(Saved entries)
※ ※ ※
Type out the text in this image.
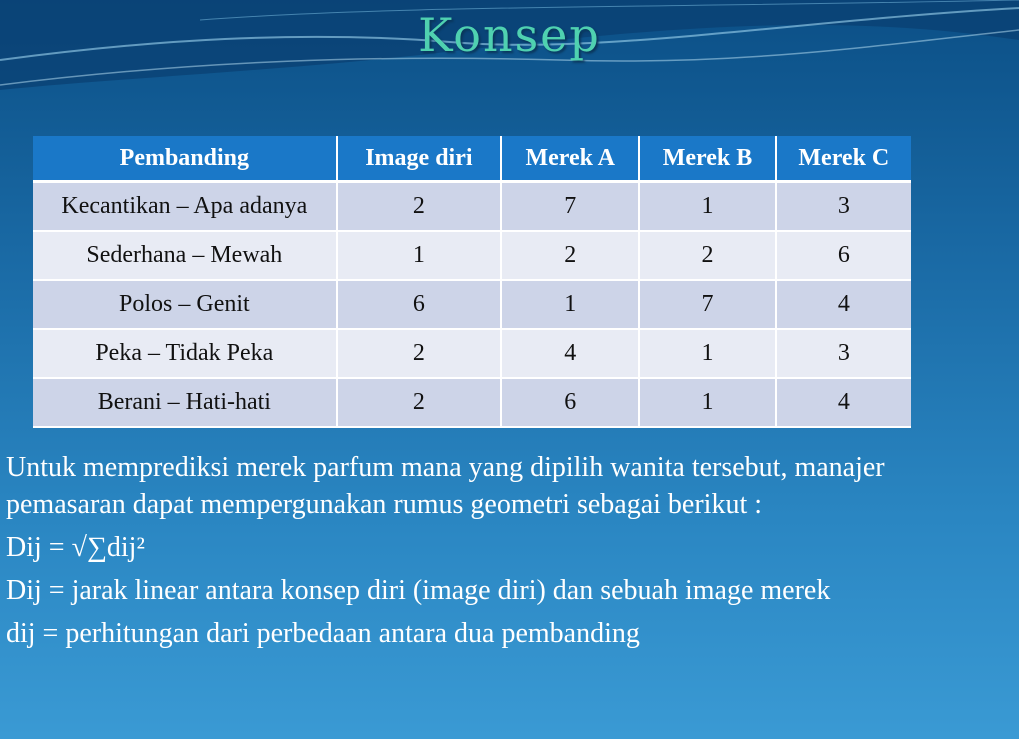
Konsep
Pembanding	Image diri	Merek A	Merek B	Merek C
Kecantikan – Apa adanya	2	7	1	3
Sederhana – Mewah	1	2	2	6
Polos – Genit	6	1	7	4
Peka – Tidak Peka	2	4	1	3
Berani – Hati-hati	2	6	1	4

Untuk memprediksi merek parfum mana yang dipilih wanita tersebut, manajer pemasaran dapat mempergunakan rumus geometri sebagai berikut :

Dij = √∑dij²

Dij = jarak linear antara konsep diri (image diri) dan sebuah image merek

dij = perhitungan dari perbedaan antara dua pembanding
※ ※ ※
* Given problem
Copy the records above exactly, leaving out every picture.

* Response below
Type out the text in this image.
Konsep
Pembanding	Image diri	Merek A	Merek B	Merek C
Kecantikan – Apa adanya	2	7	1	3
Sederhana – Mewah	1	2	2	6
Polos – Genit	6	1	7	4
Peka – Tidak Peka	2	4	1	3
Berani – Hati-hati	2	6	1	4

Untuk memprediksi merek parfum mana yang dipilih wanita tersebut, manajer pemasaran dapat mempergunakan rumus geometri sebagai berikut :

Dij = √∑dij²

Dij = jarak linear antara konsep diri (image diri) dan sebuah image merek

dij = perhitungan dari perbedaan antara dua pembanding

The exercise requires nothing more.